-- Begin --

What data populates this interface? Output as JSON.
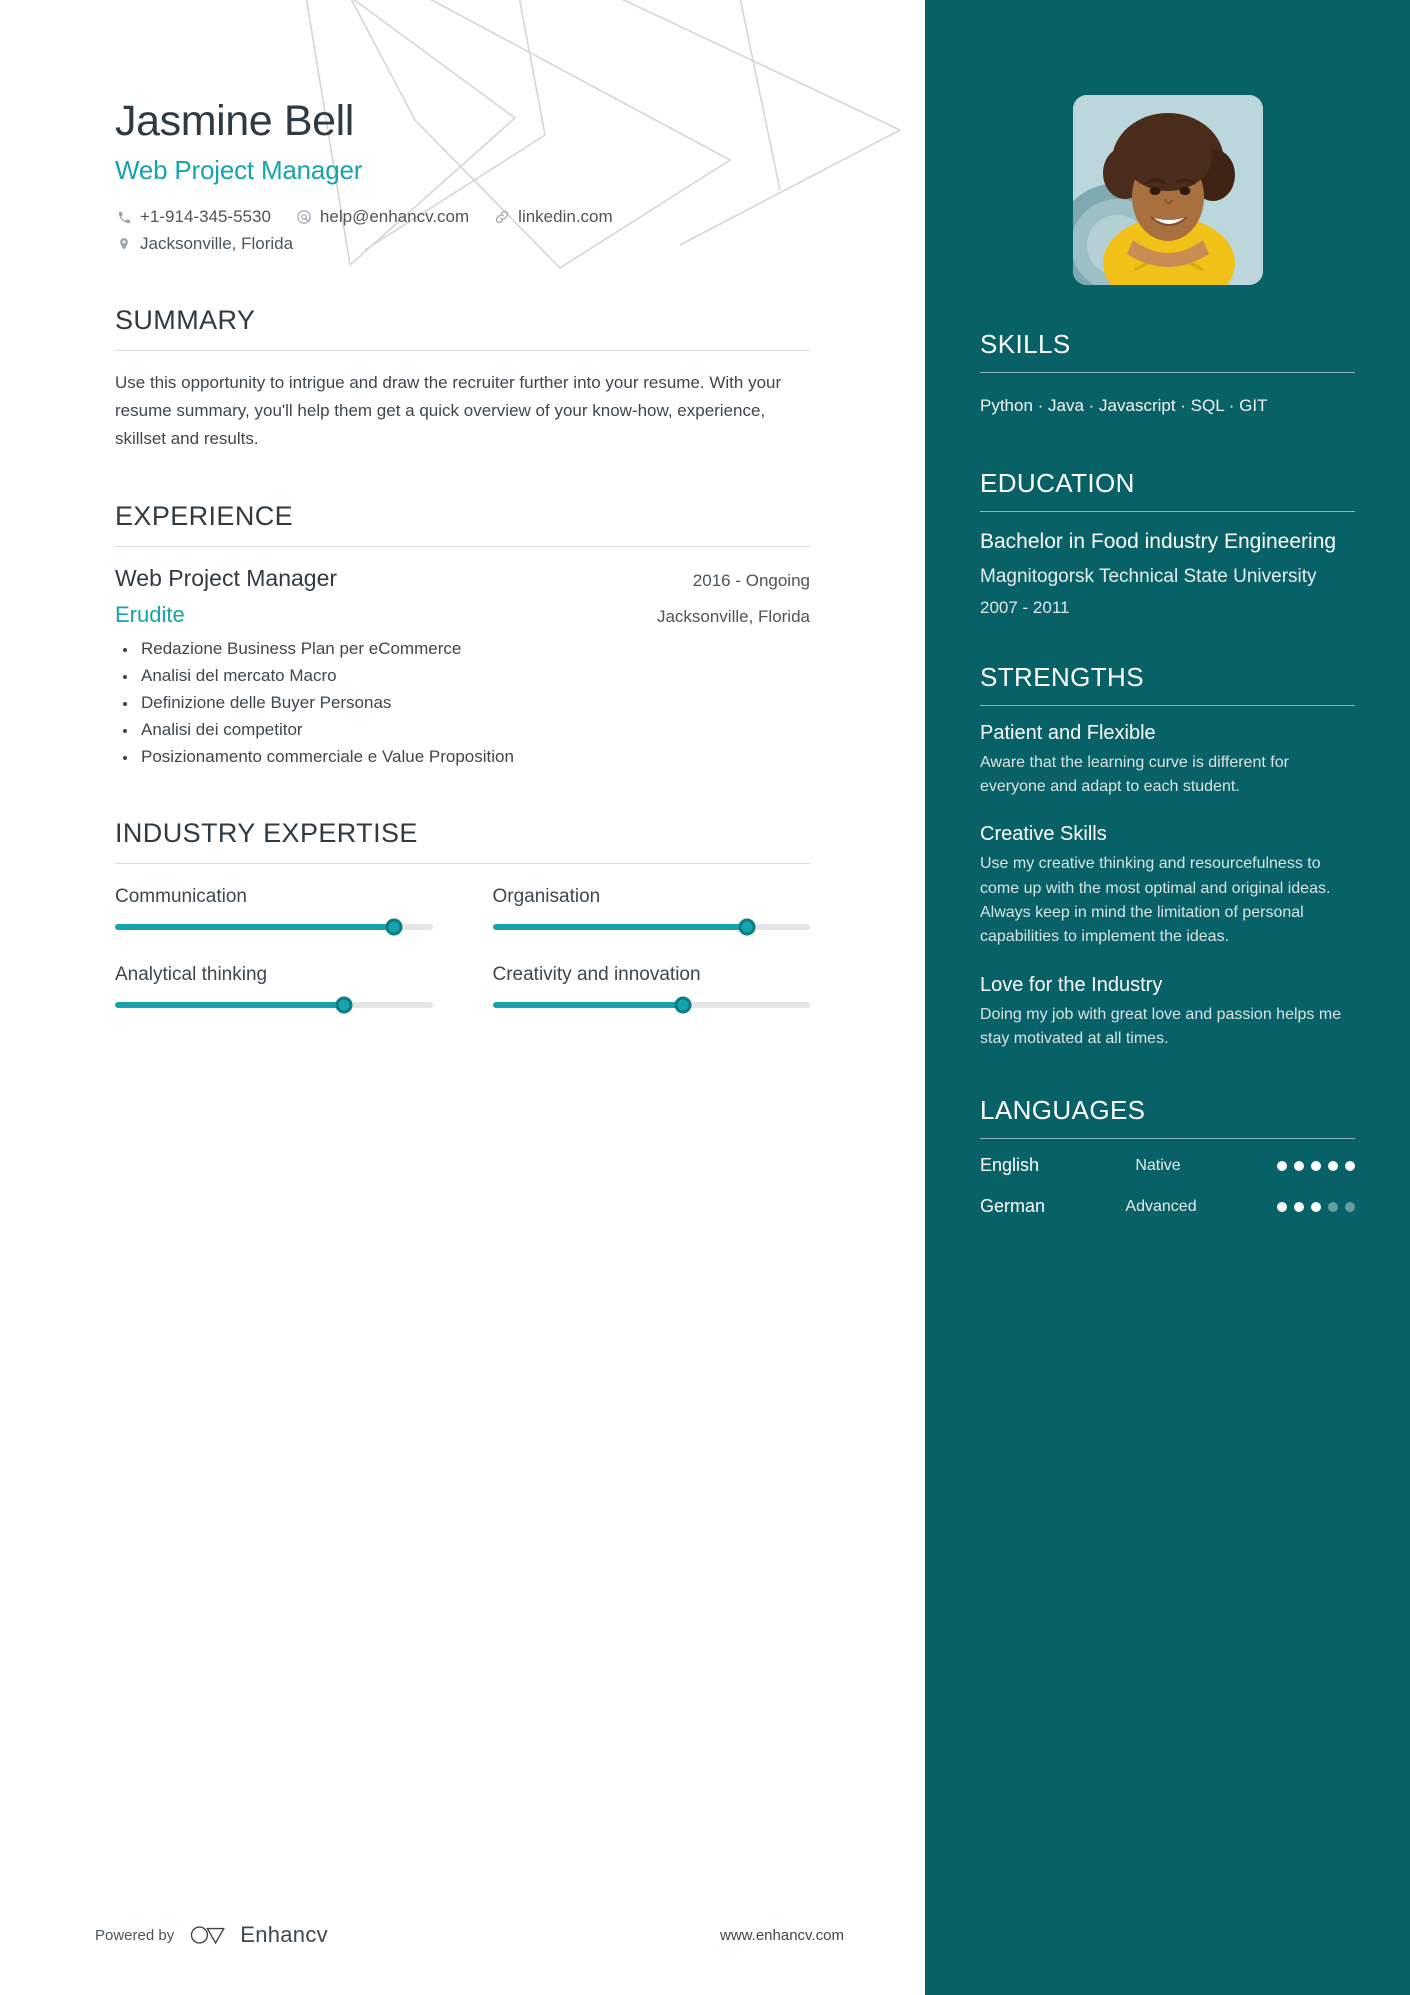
{
  "header": {
    "name": "Jasmine Bell",
    "role": "Web Project Manager",
    "contacts": [
      {
        "icon": "phone-icon",
        "text": "+1-914-345-5530"
      },
      {
        "icon": "email-icon",
        "text": "help@enhancv.com"
      },
      {
        "icon": "link-icon",
        "text": "linkedin.com"
      }
    ],
    "location": {
      "icon": "location-pin-icon",
      "text": "Jacksonville, Florida"
    }
  },
  "summary": {
    "title": "SUMMARY",
    "text": "Use this opportunity to intrigue and draw the recruiter further into your resume. With your resume summary, you'll help them get a quick overview of your know-how, experience, skillset and results."
  },
  "experience": {
    "title": "EXPERIENCE",
    "entries": [
      {
        "job_title": "Web Project Manager",
        "dates": "2016 - Ongoing",
        "company": "Erudite",
        "location": "Jacksonville, Florida",
        "bullets": [
          "Redazione Business Plan per eCommerce",
          "Analisi del mercato Macro",
          "Definizione delle Buyer Personas",
          "Analisi dei competitor",
          "Posizionamento commerciale e Value Proposition"
        ]
      }
    ]
  },
  "industry_expertise": {
    "title": "INDUSTRY EXPERTISE",
    "items": [
      {
        "label": "Communication",
        "value": 88
      },
      {
        "label": "Organisation",
        "value": 80
      },
      {
        "label": "Analytical thinking",
        "value": 72
      },
      {
        "label": "Creativity and innovation",
        "value": 60
      }
    ]
  },
  "skills": {
    "title": "SKILLS",
    "text": "Python · Java · Javascript · SQL · GIT"
  },
  "education": {
    "title": "EDUCATION",
    "entries": [
      {
        "degree": "Bachelor in Food industry Engineering",
        "school": "Magnitogorsk Technical State University",
        "dates": "2007 - 2011"
      }
    ]
  },
  "strengths": {
    "title": "STRENGTHS",
    "items": [
      {
        "name": "Patient and Flexible",
        "description": "Aware that the learning curve is different for everyone and adapt to each student."
      },
      {
        "name": "Creative Skills",
        "description": "Use my creative thinking and resourcefulness to come up with the most optimal and original ideas. Always keep in mind the limitation of personal capabilities to implement the ideas."
      },
      {
        "name": "Love for the Industry",
        "description": "Doing my job with great love and passion helps me stay motivated at all times."
      }
    ]
  },
  "languages": {
    "title": "LANGUAGES",
    "items": [
      {
        "name": "English",
        "level": "Native",
        "dots_filled": 5,
        "dots_total": 5
      },
      {
        "name": "German",
        "level": "Advanced",
        "dots_filled": 3,
        "dots_total": 5
      }
    ]
  },
  "footer": {
    "powered_by": "Powered by",
    "brand": "Enhancv",
    "website": "www.enhancv.com"
  },
  "colors": {
    "accent": "#17a3ab",
    "sidebar": "#086166",
    "text": "#3d474f",
    "heading": "#2f3a43"
  }
}
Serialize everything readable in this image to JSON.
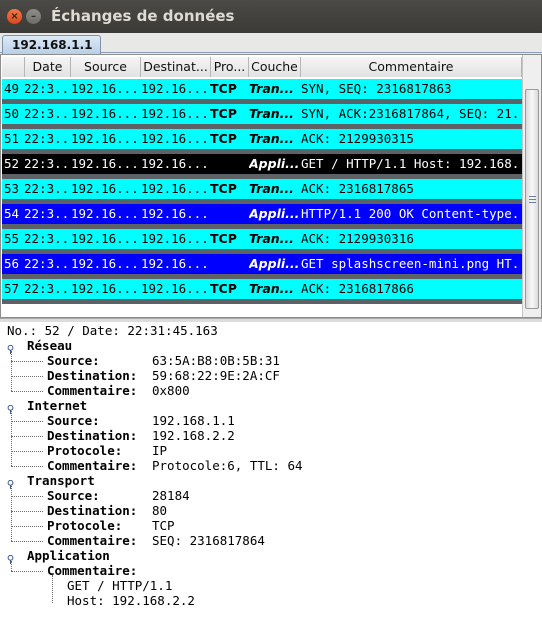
{
  "window": {
    "title": "Échanges de données",
    "close_glyph": "×",
    "min_glyph": "–"
  },
  "tab": {
    "label": "192.168.1.1"
  },
  "table": {
    "headers": [
      "",
      "Date",
      "Source",
      "Destinat...",
      "Pro...",
      "Couche",
      "Commentaire"
    ],
    "rows": [
      {
        "no": "49",
        "date": "22:3...",
        "source": "192.16...",
        "dest": "192.16...",
        "proto": "TCP",
        "layer": "Tran...",
        "comment": "SYN, SEQ: 2316817863"
      },
      {
        "no": "50",
        "date": "22:3...",
        "source": "192.16...",
        "dest": "192.16...",
        "proto": "TCP",
        "layer": "Tran...",
        "comment": "SYN, ACK:2316817864, SEQ: 21..."
      },
      {
        "no": "51",
        "date": "22:3...",
        "source": "192.16...",
        "dest": "192.16...",
        "proto": "TCP",
        "layer": "Tran...",
        "comment": "ACK: 2129930315"
      },
      {
        "no": "52",
        "date": "22:3...",
        "source": "192.16...",
        "dest": "192.16...",
        "proto": "",
        "layer": "Appli...",
        "comment": "GET / HTTP/1.1 Host: 192.168..."
      },
      {
        "no": "53",
        "date": "22:3...",
        "source": "192.16...",
        "dest": "192.16...",
        "proto": "TCP",
        "layer": "Tran...",
        "comment": "ACK: 2316817865"
      },
      {
        "no": "54",
        "date": "22:3...",
        "source": "192.16...",
        "dest": "192.16...",
        "proto": "",
        "layer": "Appli...",
        "comment": "HTTP/1.1 200 OK Content-type..."
      },
      {
        "no": "55",
        "date": "22:3...",
        "source": "192.16...",
        "dest": "192.16...",
        "proto": "TCP",
        "layer": "Tran...",
        "comment": "ACK: 2129930316"
      },
      {
        "no": "56",
        "date": "22:3...",
        "source": "192.16...",
        "dest": "192.16...",
        "proto": "",
        "layer": "Appli...",
        "comment": "GET splashscreen-mini.png HT..."
      },
      {
        "no": "57",
        "date": "22:3...",
        "source": "192.16...",
        "dest": "192.16...",
        "proto": "TCP",
        "layer": "Tran...",
        "comment": "ACK: 2316817866"
      }
    ],
    "row_colors": {
      "tcp": "#00ffff",
      "selected": "#000000",
      "http": "#0000ff",
      "separator": "#5d6266"
    }
  },
  "details": {
    "header": "No.: 52 / Date: 22:31:45.163",
    "sections": [
      {
        "title": "Réseau",
        "fields": [
          {
            "key": "Source:",
            "value": "63:5A:B8:0B:5B:31"
          },
          {
            "key": "Destination:",
            "value": "59:68:22:9E:2A:CF"
          },
          {
            "key": "Commentaire:",
            "value": "0x800"
          }
        ]
      },
      {
        "title": "Internet",
        "fields": [
          {
            "key": "Source:",
            "value": "192.168.1.1"
          },
          {
            "key": "Destination:",
            "value": "192.168.2.2"
          },
          {
            "key": "Protocole:",
            "value": "IP"
          },
          {
            "key": "Commentaire:",
            "value": "Protocole:6, TTL: 64"
          }
        ]
      },
      {
        "title": "Transport",
        "fields": [
          {
            "key": "Source:",
            "value": "28184"
          },
          {
            "key": "Destination:",
            "value": "80"
          },
          {
            "key": "Protocole:",
            "value": "TCP"
          },
          {
            "key": "Commentaire:",
            "value": "SEQ: 2316817864"
          }
        ]
      },
      {
        "title": "Application",
        "fields": [
          {
            "key": "Commentaire:",
            "value": ""
          }
        ],
        "lines": [
          "GET / HTTP/1.1",
          "Host: 192.168.2.2"
        ]
      }
    ]
  }
}
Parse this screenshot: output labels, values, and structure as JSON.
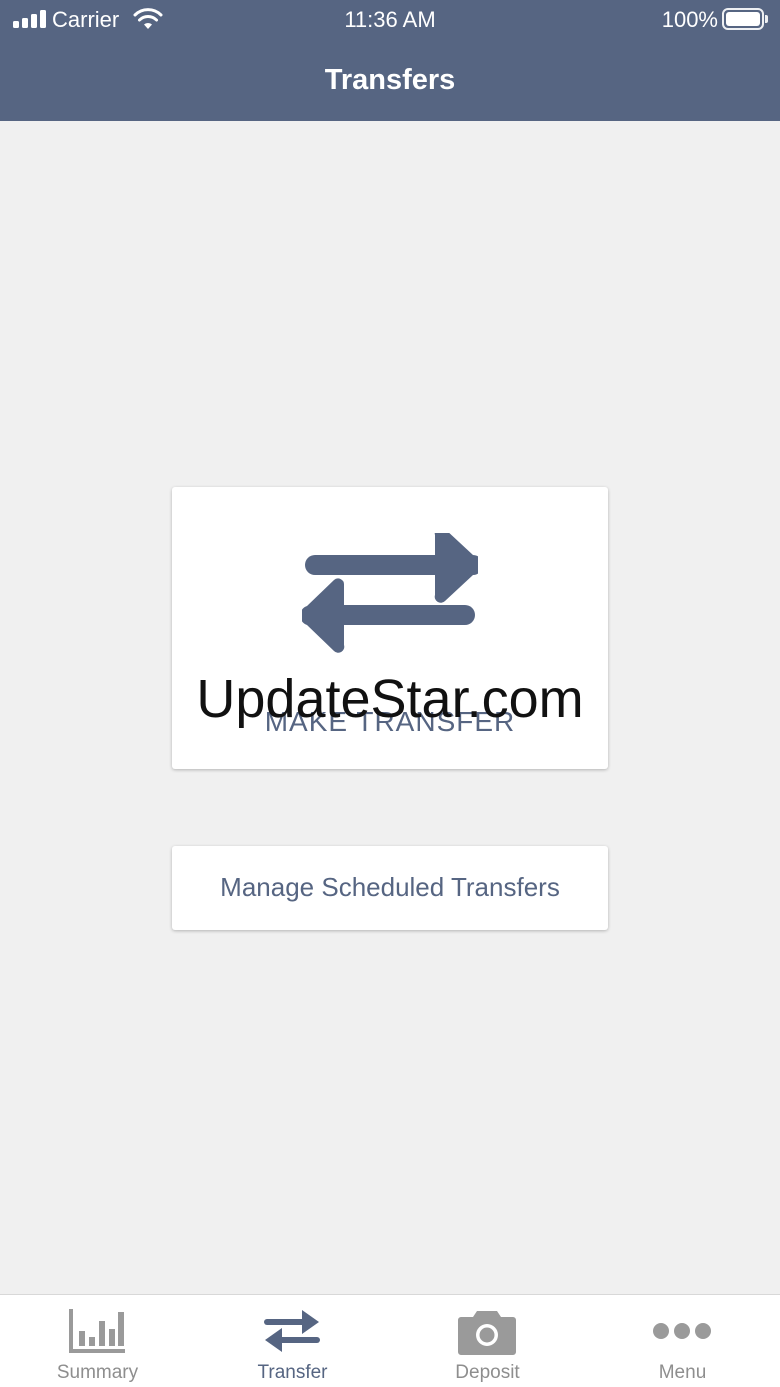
{
  "status_bar": {
    "carrier": "Carrier",
    "time": "11:36 AM",
    "battery": "100%"
  },
  "header": {
    "title": "Transfers"
  },
  "main": {
    "make_transfer_label": "MAKE TRANSFER",
    "make_transfer_icon": "transfer-arrows-icon",
    "manage_label": "Manage Scheduled Transfers"
  },
  "watermark": "UpdateStar.com",
  "tabbar": {
    "active": "Transfer",
    "items": [
      {
        "label": "Summary",
        "icon": "bar-chart-icon"
      },
      {
        "label": "Transfer",
        "icon": "transfer-arrows-icon"
      },
      {
        "label": "Deposit",
        "icon": "camera-icon"
      },
      {
        "label": "Menu",
        "icon": "more-dots-icon"
      }
    ]
  },
  "colors": {
    "accent": "#566582",
    "background": "#f0f0f0",
    "inactive_tab": "#8e8e8e"
  }
}
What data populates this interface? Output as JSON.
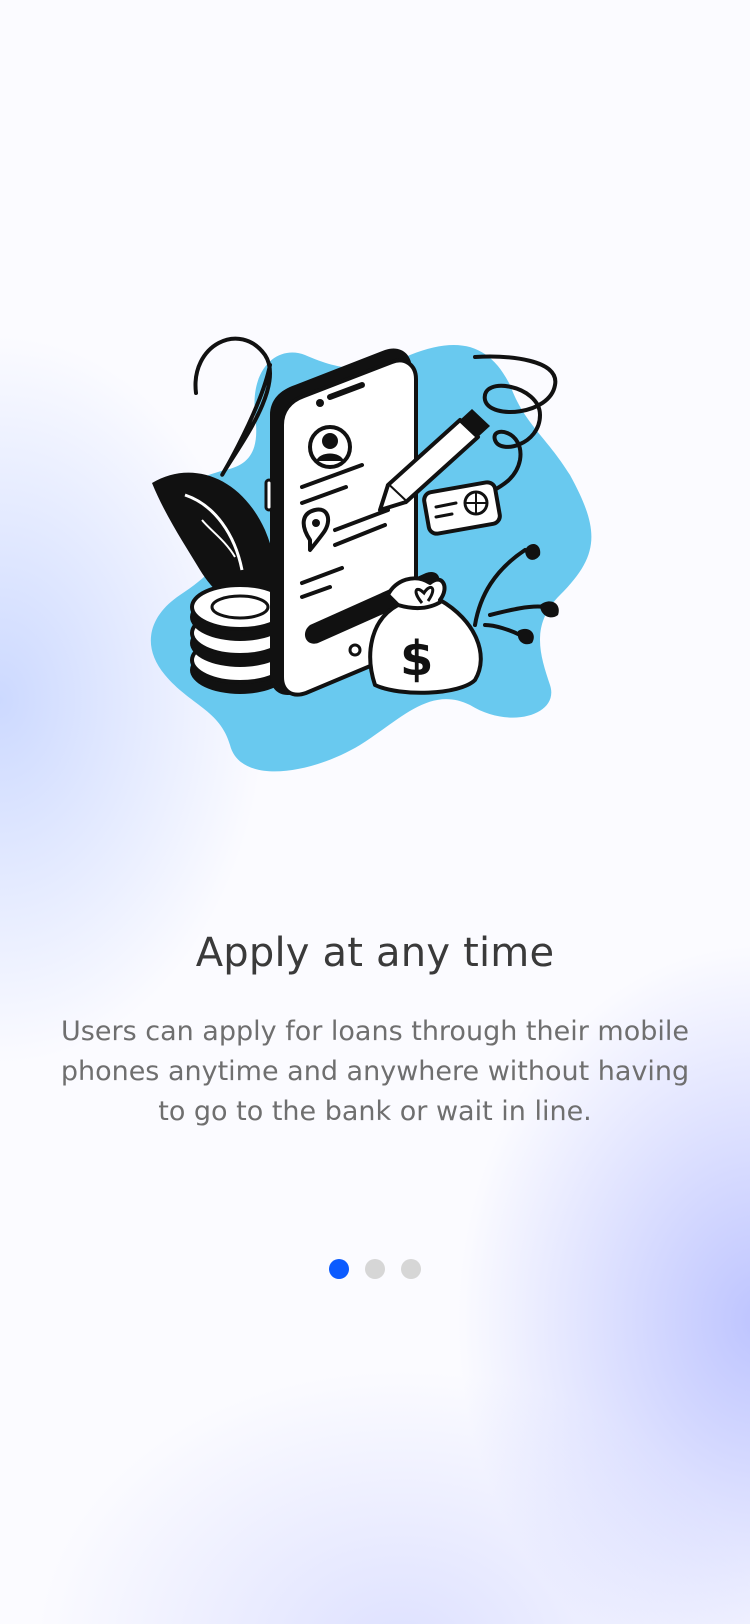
{
  "onboarding": {
    "title": "Apply at any time",
    "description": "Users can apply for loans through their mobile phones anytime and anywhere without having to go to the bank or wait in line.",
    "pagination": {
      "total": 3,
      "active_index": 0
    },
    "illustration": {
      "icon": "loan-application-illustration",
      "blob_color": "#69c9ef",
      "accent_color": "#0b5bff"
    }
  }
}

-- End --

* _What is asked_: Collect every line above that contains the word "Florida".

* _Task output_:
      "text": "Jacksonville, Florida"
        "location": "Jacksonville, Florida",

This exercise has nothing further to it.